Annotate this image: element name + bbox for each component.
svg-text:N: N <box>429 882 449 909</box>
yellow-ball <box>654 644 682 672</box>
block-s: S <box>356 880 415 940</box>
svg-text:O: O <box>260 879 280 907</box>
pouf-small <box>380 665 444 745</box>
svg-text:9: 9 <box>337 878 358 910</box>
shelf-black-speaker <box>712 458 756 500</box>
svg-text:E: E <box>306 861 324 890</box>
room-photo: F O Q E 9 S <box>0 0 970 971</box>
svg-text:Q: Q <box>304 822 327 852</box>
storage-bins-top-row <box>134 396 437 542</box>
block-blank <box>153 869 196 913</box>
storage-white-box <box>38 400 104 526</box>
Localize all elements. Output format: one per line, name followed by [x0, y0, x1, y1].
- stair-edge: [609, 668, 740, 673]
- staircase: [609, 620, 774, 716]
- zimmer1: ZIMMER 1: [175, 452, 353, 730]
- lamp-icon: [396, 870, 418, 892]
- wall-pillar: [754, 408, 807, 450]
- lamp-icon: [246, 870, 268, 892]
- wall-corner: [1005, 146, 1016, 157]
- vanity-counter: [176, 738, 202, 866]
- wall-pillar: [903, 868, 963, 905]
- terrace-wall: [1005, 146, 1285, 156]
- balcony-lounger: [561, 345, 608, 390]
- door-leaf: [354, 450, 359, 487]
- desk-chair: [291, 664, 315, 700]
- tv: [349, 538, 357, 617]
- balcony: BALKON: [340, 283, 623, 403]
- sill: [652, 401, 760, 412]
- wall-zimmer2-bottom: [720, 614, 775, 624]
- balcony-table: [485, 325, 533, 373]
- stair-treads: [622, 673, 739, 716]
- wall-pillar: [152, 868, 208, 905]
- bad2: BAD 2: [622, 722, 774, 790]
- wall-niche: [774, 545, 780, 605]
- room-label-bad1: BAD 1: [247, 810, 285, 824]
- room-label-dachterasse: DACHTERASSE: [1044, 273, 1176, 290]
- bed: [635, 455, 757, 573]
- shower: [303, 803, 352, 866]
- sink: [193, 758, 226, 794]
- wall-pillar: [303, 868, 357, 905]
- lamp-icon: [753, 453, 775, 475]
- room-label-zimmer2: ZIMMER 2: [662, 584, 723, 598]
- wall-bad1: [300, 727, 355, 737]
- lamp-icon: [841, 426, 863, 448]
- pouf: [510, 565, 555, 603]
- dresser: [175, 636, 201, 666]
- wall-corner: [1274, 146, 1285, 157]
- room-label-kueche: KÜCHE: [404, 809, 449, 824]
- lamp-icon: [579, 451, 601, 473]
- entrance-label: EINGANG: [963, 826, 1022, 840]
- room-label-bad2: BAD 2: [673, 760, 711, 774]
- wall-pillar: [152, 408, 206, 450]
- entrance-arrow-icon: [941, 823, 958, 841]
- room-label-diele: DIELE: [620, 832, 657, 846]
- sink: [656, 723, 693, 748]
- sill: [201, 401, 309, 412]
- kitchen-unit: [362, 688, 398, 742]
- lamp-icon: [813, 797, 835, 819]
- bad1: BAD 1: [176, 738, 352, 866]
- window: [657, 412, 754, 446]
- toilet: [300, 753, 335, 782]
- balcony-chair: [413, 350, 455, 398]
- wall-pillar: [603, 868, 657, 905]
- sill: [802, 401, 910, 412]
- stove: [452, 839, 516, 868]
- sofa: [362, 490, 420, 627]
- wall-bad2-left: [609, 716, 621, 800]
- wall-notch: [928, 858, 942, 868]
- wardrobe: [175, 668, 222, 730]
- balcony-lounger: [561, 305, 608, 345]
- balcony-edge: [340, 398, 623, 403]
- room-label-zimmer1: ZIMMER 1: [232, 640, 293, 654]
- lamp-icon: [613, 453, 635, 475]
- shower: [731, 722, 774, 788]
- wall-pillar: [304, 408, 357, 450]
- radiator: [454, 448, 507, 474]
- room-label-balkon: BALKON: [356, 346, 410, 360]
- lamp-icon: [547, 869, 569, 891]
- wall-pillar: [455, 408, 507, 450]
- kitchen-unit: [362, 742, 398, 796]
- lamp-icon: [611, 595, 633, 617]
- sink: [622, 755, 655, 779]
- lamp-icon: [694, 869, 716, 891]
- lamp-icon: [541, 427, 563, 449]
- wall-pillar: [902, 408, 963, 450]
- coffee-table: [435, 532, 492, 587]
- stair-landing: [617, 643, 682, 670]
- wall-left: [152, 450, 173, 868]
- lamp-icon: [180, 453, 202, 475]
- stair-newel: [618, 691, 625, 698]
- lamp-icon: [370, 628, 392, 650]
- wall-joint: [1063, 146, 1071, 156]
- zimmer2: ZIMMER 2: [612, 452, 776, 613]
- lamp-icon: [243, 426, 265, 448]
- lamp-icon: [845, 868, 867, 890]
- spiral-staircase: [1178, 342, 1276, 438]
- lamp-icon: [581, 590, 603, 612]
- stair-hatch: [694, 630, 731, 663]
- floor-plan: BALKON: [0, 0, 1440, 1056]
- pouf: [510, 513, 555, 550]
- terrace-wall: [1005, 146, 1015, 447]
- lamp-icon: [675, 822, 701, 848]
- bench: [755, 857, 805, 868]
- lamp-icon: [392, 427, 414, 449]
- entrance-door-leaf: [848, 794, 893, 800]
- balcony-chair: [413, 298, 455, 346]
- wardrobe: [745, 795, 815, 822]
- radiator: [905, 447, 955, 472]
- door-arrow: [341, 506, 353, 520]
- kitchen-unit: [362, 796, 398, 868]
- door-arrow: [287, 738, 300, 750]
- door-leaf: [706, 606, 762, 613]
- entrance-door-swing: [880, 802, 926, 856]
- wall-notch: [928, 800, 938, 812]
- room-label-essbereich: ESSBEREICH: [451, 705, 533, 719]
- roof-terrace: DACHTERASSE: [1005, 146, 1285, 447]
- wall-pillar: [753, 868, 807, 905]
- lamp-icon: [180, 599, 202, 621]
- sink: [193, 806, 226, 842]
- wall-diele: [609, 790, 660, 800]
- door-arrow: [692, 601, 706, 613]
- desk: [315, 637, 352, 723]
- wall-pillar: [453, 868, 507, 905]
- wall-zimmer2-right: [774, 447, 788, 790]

* * * * * * * * *

Lay out every line of the records above as a two-column Markdown table headed Row and Text. Number the rows in order and leave out blank lines.

● Right answer
| Row | Text |
|---|---|
| 1 | Annotate this image: element name + bbox for each component. |
| 2 | svg-text:N: N <box>429 882 449 909</box> |
| 3 | yellow-ball <box>654 644 682 672</box> |
| 4 | block-s: S <box>356 880 415 940</box> |
| 5 | svg-text:O: O <box>260 879 280 907</box> |
| 6 | pouf-small <box>380 665 444 745</box> |
| 7 | svg-text:9: 9 <box>337 878 358 910</box> |
| 8 | shelf-black-speaker <box>712 458 756 500</box> |
| 9 | svg-text:E: E <box>306 861 324 890</box> |
| 10 | room-photo: F O Q E 9 S <box>0 0 970 971</box> |
| 11 | svg-text:Q: Q <box>304 822 327 852</box> |
| 12 | storage-bins-top-row <box>134 396 437 542</box> |
| 13 | block-blank <box>153 869 196 913</box> |
| 14 | storage-white-box <box>38 400 104 526</box> |
| 15 | Localize all elements. Output format: one per line, name followed by [x0, y0, x1, y1]. |
| 16 | - stair-edge: [609, 668, 740, 673] |
| 17 | - staircase: [609, 620, 774, 716] |
| 18 | - zimmer1: ZIMMER 1: [175, 452, 353, 730] |
| 19 | - lamp-icon: [396, 870, 418, 892] |
| 20 | - wall-pillar: [754, 408, 807, 450] |
| 21 | - lamp-icon: [246, 870, 268, 892] |
| 22 | - wall-corner: [1005, 146, 1016, 157] |
| 23 | - vanity-counter: [176, 738, 202, 866] |
| 24 | - wall-pillar: [903, 868, 963, 905] |
| 25 | - terrace-wall: [1005, 146, 1285, 156] |
| 26 | - balcony-lounger: [561, 345, 608, 390] |
| 27 | - door-leaf: [354, 450, 359, 487] |
| 28 | - desk-chair: [291, 664, 315, 700] |
| 29 | - tv: [349, 538, 357, 617] |
| 30 | - balcony: BALKON: [340, 283, 623, 403] |
| 31 | - sill: [652, 401, 760, 412] |
| 32 | - wall-zimmer2-bottom: [720, 614, 775, 624] |
| 33 | - balcony-table: [485, 325, 533, 373] |
| 34 | - stair-treads: [622, 673, 739, 716] |
| 35 | - wall-pillar: [152, 868, 208, 905] |
| 36 | - bad2: BAD 2: [622, 722, 774, 790] |
| 37 | - wall-niche: [774, 545, 780, 605] |
| 38 | - room-label-bad1: BAD 1: [247, 810, 285, 824] |
| 39 | - room-label-dachterasse: DACHTERASSE: [1044, 273, 1176, 290] |
| 40 | - bed: [635, 455, 757, 573] |
| 41 | - shower: [303, 803, 352, 866] |
| 42 | - sink: [193, 758, 226, 794] |
| 43 | - wall-pillar: [303, 868, 357, 905] |
| 44 | - lamp-icon: [753, 453, 775, 475] |
| 45 | - room-label-zimmer2: ZIMMER 2: [662, 584, 723, 598] |
| 46 | - wall-bad1: [300, 727, 355, 737] |
| 47 | - lamp-icon: [841, 426, 863, 448] |
| 48 | - pouf: [510, 565, 555, 603] |
| 49 | - dresser: [175, 636, 201, 666] |
| 50 | - wall-corner: [1274, 146, 1285, 157] |
| 51 | - room-label-kueche: KÜCHE: [404, 809, 449, 824] |
| 52 | - lamp-icon: [579, 451, 601, 473] |
| 53 | - entrance-label: EINGANG: [963, 826, 1022, 840] |
| 54 | - room-label-bad2: BAD 2: [673, 760, 711, 774] |
| 55 | - wall-pillar: [152, 408, 206, 450] |
| 56 | - entrance-arrow-icon: [941, 823, 958, 841] |
| 57 | - room-label-diele: DIELE: [620, 832, 657, 846] |
| 58 | - sink: [656, 723, 693, 748] |
| 59 | - sill: [201, 401, 309, 412] |
| 60 | - kitchen-unit: [362, 688, 398, 742] |
| 61 | - lamp-icon: [813, 797, 835, 819] |
| 62 | - bad1: BAD 1: [176, 738, 352, 866] |
| 63 | - window: [657, 412, 754, 446] |
| 64 | - toilet: [300, 753, 335, 782] |
| 65 | - balcony-chair: [413, 350, 455, 398] |
| 66 | - wall-pillar: [603, 868, 657, 905] |
| 67 | - sill: [802, 401, 910, 412] |
| 68 | - stove: [452, 839, 516, 868] |
| 69 | - sofa: [362, 490, 420, 627] |
| 70 | - wall-bad2-left: [609, 716, 621, 800] |
| 71 | - wall-notch: [928, 858, 942, 868] |
| 72 | - wardrobe: [175, 668, 222, 730] |
| 73 | - balcony-lounger: [561, 305, 608, 345] |
| 74 | - balcony-edge: [340, 398, 623, 403] |
| 75 | - room-label-zimmer1: ZIMMER 1: [232, 640, 293, 654] |
| 76 | - lamp-icon: [613, 453, 635, 475] |
| 77 | - shower: [731, 722, 774, 788] |
| 78 | - wall-pillar: [304, 408, 357, 450] |
| 79 | - radiator: [454, 448, 507, 474] |
| 80 | - room-label-balkon: BALKON: [356, 346, 410, 360] |
| 81 | - lamp-icon: [547, 869, 569, 891] |
| 82 | - wall-pillar: [455, 408, 507, 450] |
| 83 | - kitchen-unit: [362, 742, 398, 796] |
| 84 | - lamp-icon: [611, 595, 633, 617] |
| 85 | - sink: [622, 755, 655, 779] |
| 86 | - lamp-icon: [694, 869, 716, 891] |
| 87 | - lamp-icon: [541, 427, 563, 449] |
| 88 | - wall-pillar: [902, 408, 963, 450] |
| 89 | - coffee-table: [435, 532, 492, 587] |
| 90 | - stair-landing: [617, 643, 682, 670] |
| 91 | - wall-left: [152, 450, 173, 868] |
| 92 | - lamp-icon: [180, 453, 202, 475] |
| 93 | - stair-newel: [618, 691, 625, 698] |
| 94 | - lamp-icon: [370, 628, 392, 650] |
| 95 | - wall-joint: [1063, 146, 1071, 156] |
| 96 | - zimmer2: ZIMMER 2: [612, 452, 776, 613] |
| 97 | - lamp-icon: [243, 426, 265, 448] |
| 98 | - lamp-icon: [845, 868, 867, 890] |
| 99 | - spiral-staircase: [1178, 342, 1276, 438] |
| 100 | - lamp-icon: [581, 590, 603, 612] |
| 101 | - stair-hatch: [694, 630, 731, 663] |
| 102 | - floor-plan: BALKON: [0, 0, 1440, 1056] |
| 103 | - pouf: [510, 513, 555, 550] |
| 104 | - terrace-wall: [1005, 146, 1015, 447] |
| 105 | - lamp-icon: [675, 822, 701, 848] |
| 106 | - bench: [755, 857, 805, 868] |
| 107 | - lamp-icon: [392, 427, 414, 449] |
| 108 | - entrance-door-leaf: [848, 794, 893, 800] |
| 109 | - balcony-chair: [413, 298, 455, 346] |
| 110 | - wardrobe: [745, 795, 815, 822] |
| 111 | - radiator: [905, 447, 955, 472] |
| 112 | - door-arrow: [341, 506, 353, 520] |
| 113 | - kitchen-unit: [362, 796, 398, 868] |
| 114 | - door-arrow: [287, 738, 300, 750] |
| 115 | - door-leaf: [706, 606, 762, 613] |
| 116 | - entrance-door-swing: [880, 802, 926, 856] |
| 117 | - wall-notch: [928, 800, 938, 812] |
| 118 | - room-label-essbereich: ESSBEREICH: [451, 705, 533, 719] |
| 119 | - roof-terrace: DACHTERASSE: [1005, 146, 1285, 447] |
| 120 | - wall-pillar: [753, 868, 807, 905] |
| 121 | - lamp-icon: [180, 599, 202, 621] |
| 122 | - sink: [193, 806, 226, 842] |
| 123 | - wall-diele: [609, 790, 660, 800] |
| 124 | - door-arrow: [692, 601, 706, 613] |
| 125 | - desk: [315, 637, 352, 723] |
| 126 | - wall-pillar: [453, 868, 507, 905] |
| 127 | - wall-zimmer2-right: [774, 447, 788, 790] |